═══ Provided data

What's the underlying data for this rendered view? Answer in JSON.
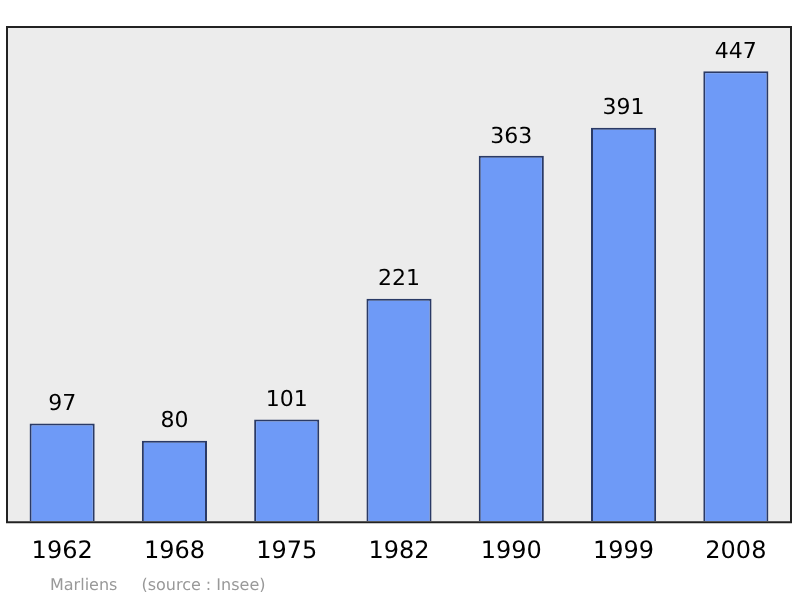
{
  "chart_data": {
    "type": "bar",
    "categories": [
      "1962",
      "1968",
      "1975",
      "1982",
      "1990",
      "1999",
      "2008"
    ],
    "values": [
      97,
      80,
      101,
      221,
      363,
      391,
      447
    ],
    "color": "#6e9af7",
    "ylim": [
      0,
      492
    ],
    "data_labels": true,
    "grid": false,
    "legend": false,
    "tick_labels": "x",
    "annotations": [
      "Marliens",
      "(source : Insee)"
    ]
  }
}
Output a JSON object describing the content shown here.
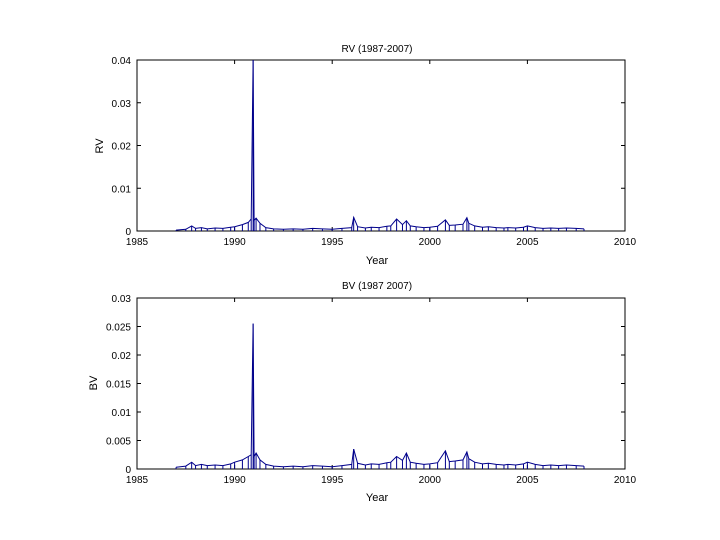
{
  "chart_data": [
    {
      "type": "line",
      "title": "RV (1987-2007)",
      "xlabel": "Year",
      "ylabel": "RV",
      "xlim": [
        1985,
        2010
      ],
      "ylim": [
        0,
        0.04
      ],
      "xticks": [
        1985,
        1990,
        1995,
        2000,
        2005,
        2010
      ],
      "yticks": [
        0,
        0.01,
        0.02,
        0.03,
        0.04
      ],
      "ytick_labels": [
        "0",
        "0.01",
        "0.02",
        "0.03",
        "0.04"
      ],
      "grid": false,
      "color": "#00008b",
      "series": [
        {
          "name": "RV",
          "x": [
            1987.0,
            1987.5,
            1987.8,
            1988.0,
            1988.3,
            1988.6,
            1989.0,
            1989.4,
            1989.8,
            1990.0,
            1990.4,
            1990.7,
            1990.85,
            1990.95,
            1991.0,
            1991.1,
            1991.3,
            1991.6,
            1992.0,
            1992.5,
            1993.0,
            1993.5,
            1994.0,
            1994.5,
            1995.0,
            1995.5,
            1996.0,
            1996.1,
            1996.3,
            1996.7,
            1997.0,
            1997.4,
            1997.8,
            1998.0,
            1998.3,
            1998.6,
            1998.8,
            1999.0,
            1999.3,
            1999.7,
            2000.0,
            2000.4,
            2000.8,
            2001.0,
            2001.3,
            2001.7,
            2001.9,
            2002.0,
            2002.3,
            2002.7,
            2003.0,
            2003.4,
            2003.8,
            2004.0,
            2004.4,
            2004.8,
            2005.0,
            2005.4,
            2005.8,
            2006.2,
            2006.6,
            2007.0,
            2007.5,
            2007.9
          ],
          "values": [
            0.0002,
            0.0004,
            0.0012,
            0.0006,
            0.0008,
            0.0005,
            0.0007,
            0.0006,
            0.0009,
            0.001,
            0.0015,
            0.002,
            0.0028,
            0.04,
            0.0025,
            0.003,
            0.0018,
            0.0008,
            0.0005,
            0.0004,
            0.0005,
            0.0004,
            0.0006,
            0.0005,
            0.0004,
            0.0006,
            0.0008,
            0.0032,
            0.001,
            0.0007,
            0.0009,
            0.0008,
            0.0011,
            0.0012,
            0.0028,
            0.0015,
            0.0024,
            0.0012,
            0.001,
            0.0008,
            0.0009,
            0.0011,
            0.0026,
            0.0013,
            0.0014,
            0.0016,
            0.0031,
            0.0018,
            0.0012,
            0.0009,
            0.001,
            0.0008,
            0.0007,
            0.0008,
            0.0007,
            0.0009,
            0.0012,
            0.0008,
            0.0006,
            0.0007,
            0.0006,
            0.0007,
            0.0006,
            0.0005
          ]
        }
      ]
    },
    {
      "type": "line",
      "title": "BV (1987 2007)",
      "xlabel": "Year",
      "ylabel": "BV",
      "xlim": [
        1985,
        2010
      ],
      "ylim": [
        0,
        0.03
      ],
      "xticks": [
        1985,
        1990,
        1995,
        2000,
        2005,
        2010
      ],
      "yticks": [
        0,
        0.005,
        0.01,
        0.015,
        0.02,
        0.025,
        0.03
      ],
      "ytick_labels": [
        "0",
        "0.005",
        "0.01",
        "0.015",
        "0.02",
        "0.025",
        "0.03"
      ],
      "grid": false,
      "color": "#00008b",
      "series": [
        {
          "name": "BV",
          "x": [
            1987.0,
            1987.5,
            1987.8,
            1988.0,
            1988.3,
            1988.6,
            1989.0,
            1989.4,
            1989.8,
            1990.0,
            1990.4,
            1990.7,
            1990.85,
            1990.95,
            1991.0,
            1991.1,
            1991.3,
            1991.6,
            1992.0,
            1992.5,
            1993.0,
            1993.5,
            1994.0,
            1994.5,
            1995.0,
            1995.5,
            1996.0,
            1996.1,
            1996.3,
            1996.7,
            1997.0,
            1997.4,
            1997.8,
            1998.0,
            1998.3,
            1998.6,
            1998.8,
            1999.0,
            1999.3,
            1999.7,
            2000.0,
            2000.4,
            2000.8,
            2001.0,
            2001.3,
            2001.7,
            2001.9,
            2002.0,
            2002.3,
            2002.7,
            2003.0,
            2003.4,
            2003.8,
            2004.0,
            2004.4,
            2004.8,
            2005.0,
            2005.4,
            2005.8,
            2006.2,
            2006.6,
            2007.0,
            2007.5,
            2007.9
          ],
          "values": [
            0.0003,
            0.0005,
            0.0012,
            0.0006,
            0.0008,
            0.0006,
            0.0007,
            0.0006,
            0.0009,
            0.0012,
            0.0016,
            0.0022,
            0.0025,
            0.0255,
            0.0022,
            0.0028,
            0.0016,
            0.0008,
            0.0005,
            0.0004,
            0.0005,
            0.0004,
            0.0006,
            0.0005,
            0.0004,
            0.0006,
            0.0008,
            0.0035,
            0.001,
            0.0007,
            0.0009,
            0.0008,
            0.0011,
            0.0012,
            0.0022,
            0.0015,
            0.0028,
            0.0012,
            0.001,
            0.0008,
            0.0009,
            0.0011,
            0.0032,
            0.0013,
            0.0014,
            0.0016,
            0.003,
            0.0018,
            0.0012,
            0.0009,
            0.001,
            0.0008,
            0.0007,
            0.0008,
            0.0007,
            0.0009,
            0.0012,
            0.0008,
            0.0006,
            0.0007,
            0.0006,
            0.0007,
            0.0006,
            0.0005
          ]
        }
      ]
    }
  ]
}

══════

◆ What is needed
Output an exact copy of the material, with the pictures removed.

◆ Complete output
What's the underlying data for this rendered view? Answer in JSON.
{
  "chart_data": {
    "type": "bar",
    "categories": [
      "1962",
      "1968",
      "1975",
      "1982",
      "1990",
      "1999",
      "2008"
    ],
    "values": [
      97,
      80,
      101,
      221,
      363,
      391,
      447
    ],
    "color": "#6e9af7",
    "ylim": [
      0,
      492
    ],
    "data_labels": true,
    "grid": false,
    "legend": false,
    "tick_labels": "x",
    "annotations": [
      "Marliens",
      "(source : Insee)"
    ]
  }
}
Output a JSON object describing the content shown here.
{
  "chart_data": [
    {
      "type": "line",
      "title": "RV (1987-2007)",
      "xlabel": "Year",
      "ylabel": "RV",
      "xlim": [
        1985,
        2010
      ],
      "ylim": [
        0,
        0.04
      ],
      "xticks": [
        1985,
        1990,
        1995,
        2000,
        2005,
        2010
      ],
      "yticks": [
        0,
        0.01,
        0.02,
        0.03,
        0.04
      ],
      "ytick_labels": [
        "0",
        "0.01",
        "0.02",
        "0.03",
        "0.04"
      ],
      "grid": false,
      "color": "#00008b",
      "series": [
        {
          "name": "RV",
          "x": [
            1987.0,
            1987.5,
            1987.8,
            1988.0,
            1988.3,
            1988.6,
            1989.0,
            1989.4,
            1989.8,
            1990.0,
            1990.4,
            1990.7,
            1990.85,
            1990.95,
            1991.0,
            1991.1,
            1991.3,
            1991.6,
            1992.0,
            1992.5,
            1993.0,
            1993.5,
            1994.0,
            1994.5,
            1995.0,
            1995.5,
            1996.0,
            1996.1,
            1996.3,
            1996.7,
            1997.0,
            1997.4,
            1997.8,
            1998.0,
            1998.3,
            1998.6,
            1998.8,
            1999.0,
            1999.3,
            1999.7,
            2000.0,
            2000.4,
            2000.8,
            2001.0,
            2001.3,
            2001.7,
            2001.9,
            2002.0,
            2002.3,
            2002.7,
            2003.0,
            2003.4,
            2003.8,
            2004.0,
            2004.4,
            2004.8,
            2005.0,
            2005.4,
            2005.8,
            2006.2,
            2006.6,
            2007.0,
            2007.5,
            2007.9
          ],
          "values": [
            0.0002,
            0.0004,
            0.0012,
            0.0006,
            0.0008,
            0.0005,
            0.0007,
            0.0006,
            0.0009,
            0.001,
            0.0015,
            0.002,
            0.0028,
            0.04,
            0.0025,
            0.003,
            0.0018,
            0.0008,
            0.0005,
            0.0004,
            0.0005,
            0.0004,
            0.0006,
            0.0005,
            0.0004,
            0.0006,
            0.0008,
            0.0032,
            0.001,
            0.0007,
            0.0009,
            0.0008,
            0.0011,
            0.0012,
            0.0028,
            0.0015,
            0.0024,
            0.0012,
            0.001,
            0.0008,
            0.0009,
            0.0011,
            0.0026,
            0.0013,
            0.0014,
            0.0016,
            0.0031,
            0.0018,
            0.0012,
            0.0009,
            0.001,
            0.0008,
            0.0007,
            0.0008,
            0.0007,
            0.0009,
            0.0012,
            0.0008,
            0.0006,
            0.0007,
            0.0006,
            0.0007,
            0.0006,
            0.0005
          ]
        }
      ]
    },
    {
      "type": "line",
      "title": "BV (1987 2007)",
      "xlabel": "Year",
      "ylabel": "BV",
      "xlim": [
        1985,
        2010
      ],
      "ylim": [
        0,
        0.03
      ],
      "xticks": [
        1985,
        1990,
        1995,
        2000,
        2005,
        2010
      ],
      "yticks": [
        0,
        0.005,
        0.01,
        0.015,
        0.02,
        0.025,
        0.03
      ],
      "ytick_labels": [
        "0",
        "0.005",
        "0.01",
        "0.015",
        "0.02",
        "0.025",
        "0.03"
      ],
      "grid": false,
      "color": "#00008b",
      "series": [
        {
          "name": "BV",
          "x": [
            1987.0,
            1987.5,
            1987.8,
            1988.0,
            1988.3,
            1988.6,
            1989.0,
            1989.4,
            1989.8,
            1990.0,
            1990.4,
            1990.7,
            1990.85,
            1990.95,
            1991.0,
            1991.1,
            1991.3,
            1991.6,
            1992.0,
            1992.5,
            1993.0,
            1993.5,
            1994.0,
            1994.5,
            1995.0,
            1995.5,
            1996.0,
            1996.1,
            1996.3,
            1996.7,
            1997.0,
            1997.4,
            1997.8,
            1998.0,
            1998.3,
            1998.6,
            1998.8,
            1999.0,
            1999.3,
            1999.7,
            2000.0,
            2000.4,
            2000.8,
            2001.0,
            2001.3,
            2001.7,
            2001.9,
            2002.0,
            2002.3,
            2002.7,
            2003.0,
            2003.4,
            2003.8,
            2004.0,
            2004.4,
            2004.8,
            2005.0,
            2005.4,
            2005.8,
            2006.2,
            2006.6,
            2007.0,
            2007.5,
            2007.9
          ],
          "values": [
            0.0003,
            0.0005,
            0.0012,
            0.0006,
            0.0008,
            0.0006,
            0.0007,
            0.0006,
            0.0009,
            0.0012,
            0.0016,
            0.0022,
            0.0025,
            0.0255,
            0.0022,
            0.0028,
            0.0016,
            0.0008,
            0.0005,
            0.0004,
            0.0005,
            0.0004,
            0.0006,
            0.0005,
            0.0004,
            0.0006,
            0.0008,
            0.0035,
            0.001,
            0.0007,
            0.0009,
            0.0008,
            0.0011,
            0.0012,
            0.0022,
            0.0015,
            0.0028,
            0.0012,
            0.001,
            0.0008,
            0.0009,
            0.0011,
            0.0032,
            0.0013,
            0.0014,
            0.0016,
            0.003,
            0.0018,
            0.0012,
            0.0009,
            0.001,
            0.0008,
            0.0007,
            0.0008,
            0.0007,
            0.0009,
            0.0012,
            0.0008,
            0.0006,
            0.0007,
            0.0006,
            0.0007,
            0.0006,
            0.0005
          ]
        }
      ]
    }
  ]
}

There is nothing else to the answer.